PROBLEM TO SOLVE. Wherever a line holds the string "Grow", copy that line.
Start INPUT FOR THIS TASK
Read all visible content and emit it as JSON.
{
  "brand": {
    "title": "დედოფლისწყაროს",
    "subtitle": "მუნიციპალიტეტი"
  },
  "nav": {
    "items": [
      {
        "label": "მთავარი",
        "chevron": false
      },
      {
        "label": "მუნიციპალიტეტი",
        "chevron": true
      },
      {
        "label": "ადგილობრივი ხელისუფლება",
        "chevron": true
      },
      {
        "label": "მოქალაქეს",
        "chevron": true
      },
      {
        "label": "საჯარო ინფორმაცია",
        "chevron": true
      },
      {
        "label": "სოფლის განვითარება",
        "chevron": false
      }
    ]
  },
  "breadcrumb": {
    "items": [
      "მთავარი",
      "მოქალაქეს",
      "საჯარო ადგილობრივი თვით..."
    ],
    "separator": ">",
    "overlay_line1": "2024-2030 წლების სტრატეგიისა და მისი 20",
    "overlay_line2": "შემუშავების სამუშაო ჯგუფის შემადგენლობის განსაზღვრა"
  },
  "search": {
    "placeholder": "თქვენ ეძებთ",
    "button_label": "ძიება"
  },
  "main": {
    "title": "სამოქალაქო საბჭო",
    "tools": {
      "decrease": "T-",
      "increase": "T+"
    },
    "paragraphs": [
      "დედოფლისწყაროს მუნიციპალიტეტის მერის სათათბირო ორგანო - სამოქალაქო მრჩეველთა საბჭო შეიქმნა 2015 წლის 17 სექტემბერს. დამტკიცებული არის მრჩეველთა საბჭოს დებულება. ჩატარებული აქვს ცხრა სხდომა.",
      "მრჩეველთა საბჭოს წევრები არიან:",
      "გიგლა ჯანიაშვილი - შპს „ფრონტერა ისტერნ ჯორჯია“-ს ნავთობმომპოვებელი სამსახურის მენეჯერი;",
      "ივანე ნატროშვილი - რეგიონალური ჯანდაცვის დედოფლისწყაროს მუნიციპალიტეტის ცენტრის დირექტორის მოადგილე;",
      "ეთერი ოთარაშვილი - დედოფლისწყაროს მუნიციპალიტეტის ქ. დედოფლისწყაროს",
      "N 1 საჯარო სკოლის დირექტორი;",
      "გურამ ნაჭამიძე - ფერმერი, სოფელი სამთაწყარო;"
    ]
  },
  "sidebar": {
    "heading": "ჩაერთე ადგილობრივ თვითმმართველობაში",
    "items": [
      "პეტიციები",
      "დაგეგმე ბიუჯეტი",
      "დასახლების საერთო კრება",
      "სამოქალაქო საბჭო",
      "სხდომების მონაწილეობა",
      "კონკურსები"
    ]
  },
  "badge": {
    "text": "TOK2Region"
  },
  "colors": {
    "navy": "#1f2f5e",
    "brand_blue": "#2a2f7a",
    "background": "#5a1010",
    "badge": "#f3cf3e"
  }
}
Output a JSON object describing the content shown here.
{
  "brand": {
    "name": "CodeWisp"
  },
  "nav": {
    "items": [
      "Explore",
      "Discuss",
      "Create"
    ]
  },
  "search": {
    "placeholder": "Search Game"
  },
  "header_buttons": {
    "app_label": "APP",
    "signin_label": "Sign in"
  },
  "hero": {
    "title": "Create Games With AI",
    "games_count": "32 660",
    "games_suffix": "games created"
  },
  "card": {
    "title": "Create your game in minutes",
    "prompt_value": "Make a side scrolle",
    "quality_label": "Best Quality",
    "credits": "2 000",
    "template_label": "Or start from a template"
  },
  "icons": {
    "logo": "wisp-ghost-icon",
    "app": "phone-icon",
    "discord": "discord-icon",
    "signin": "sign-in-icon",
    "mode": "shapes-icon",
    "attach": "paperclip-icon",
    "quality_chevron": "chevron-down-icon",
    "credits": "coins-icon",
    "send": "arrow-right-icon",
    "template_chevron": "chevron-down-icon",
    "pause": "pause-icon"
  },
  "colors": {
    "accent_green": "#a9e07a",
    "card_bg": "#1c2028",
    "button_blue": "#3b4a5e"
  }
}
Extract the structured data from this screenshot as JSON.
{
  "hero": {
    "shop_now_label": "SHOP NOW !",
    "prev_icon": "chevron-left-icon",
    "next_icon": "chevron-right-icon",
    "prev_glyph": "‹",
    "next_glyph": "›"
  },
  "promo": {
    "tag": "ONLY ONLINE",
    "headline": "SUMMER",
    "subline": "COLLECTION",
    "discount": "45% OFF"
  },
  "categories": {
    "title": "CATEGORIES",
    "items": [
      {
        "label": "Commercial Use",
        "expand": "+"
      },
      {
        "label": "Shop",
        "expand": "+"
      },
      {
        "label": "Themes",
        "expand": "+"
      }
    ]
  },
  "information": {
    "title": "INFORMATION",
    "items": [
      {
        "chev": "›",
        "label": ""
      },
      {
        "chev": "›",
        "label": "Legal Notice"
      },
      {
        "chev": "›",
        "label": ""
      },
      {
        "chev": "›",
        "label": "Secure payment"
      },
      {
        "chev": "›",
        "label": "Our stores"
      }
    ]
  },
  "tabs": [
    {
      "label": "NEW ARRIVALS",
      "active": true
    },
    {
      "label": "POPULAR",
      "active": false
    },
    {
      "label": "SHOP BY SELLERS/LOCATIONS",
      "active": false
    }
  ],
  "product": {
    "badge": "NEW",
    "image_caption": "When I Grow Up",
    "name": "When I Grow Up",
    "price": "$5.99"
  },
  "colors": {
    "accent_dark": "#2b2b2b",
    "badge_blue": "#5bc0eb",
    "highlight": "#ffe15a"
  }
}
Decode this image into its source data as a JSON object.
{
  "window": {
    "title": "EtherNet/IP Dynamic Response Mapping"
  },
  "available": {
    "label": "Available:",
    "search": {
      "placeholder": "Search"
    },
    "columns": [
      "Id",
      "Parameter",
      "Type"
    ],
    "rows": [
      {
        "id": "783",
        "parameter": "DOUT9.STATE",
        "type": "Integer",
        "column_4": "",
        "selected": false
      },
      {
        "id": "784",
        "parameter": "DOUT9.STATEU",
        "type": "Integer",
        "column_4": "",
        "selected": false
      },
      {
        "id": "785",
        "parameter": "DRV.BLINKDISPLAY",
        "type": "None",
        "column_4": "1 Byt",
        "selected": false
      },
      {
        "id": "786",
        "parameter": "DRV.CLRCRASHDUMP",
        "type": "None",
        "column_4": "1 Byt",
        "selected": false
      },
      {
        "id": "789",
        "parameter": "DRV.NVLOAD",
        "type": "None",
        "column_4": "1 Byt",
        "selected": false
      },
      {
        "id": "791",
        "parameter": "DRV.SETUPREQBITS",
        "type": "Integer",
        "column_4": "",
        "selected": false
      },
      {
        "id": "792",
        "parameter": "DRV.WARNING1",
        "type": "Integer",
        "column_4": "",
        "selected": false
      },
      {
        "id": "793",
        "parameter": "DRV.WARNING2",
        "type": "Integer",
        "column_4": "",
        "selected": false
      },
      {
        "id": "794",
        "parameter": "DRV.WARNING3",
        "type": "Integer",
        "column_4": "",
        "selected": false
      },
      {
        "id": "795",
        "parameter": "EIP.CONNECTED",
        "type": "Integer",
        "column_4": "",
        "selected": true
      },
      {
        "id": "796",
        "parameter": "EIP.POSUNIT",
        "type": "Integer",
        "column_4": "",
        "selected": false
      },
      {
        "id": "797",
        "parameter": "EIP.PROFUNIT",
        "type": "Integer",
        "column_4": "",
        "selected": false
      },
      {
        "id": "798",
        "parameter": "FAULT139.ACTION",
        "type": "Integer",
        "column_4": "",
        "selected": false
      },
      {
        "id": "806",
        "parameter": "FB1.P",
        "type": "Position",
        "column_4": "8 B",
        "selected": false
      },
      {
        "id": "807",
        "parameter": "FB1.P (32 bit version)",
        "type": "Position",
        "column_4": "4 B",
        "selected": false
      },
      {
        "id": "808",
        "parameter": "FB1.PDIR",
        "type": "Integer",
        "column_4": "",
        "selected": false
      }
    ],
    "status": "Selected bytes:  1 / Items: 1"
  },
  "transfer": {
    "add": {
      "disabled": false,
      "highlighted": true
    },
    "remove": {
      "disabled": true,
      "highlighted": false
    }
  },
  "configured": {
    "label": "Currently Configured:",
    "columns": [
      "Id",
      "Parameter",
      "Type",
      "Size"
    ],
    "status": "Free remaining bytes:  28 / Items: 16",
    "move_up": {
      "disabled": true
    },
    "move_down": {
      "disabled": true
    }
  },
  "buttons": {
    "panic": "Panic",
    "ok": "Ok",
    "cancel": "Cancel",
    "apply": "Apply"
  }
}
End INPUT FOR THIS TASK
COMPLETE OUTPUT.
    "image_caption": "When I Grow Up",
    "name": "When I Grow Up",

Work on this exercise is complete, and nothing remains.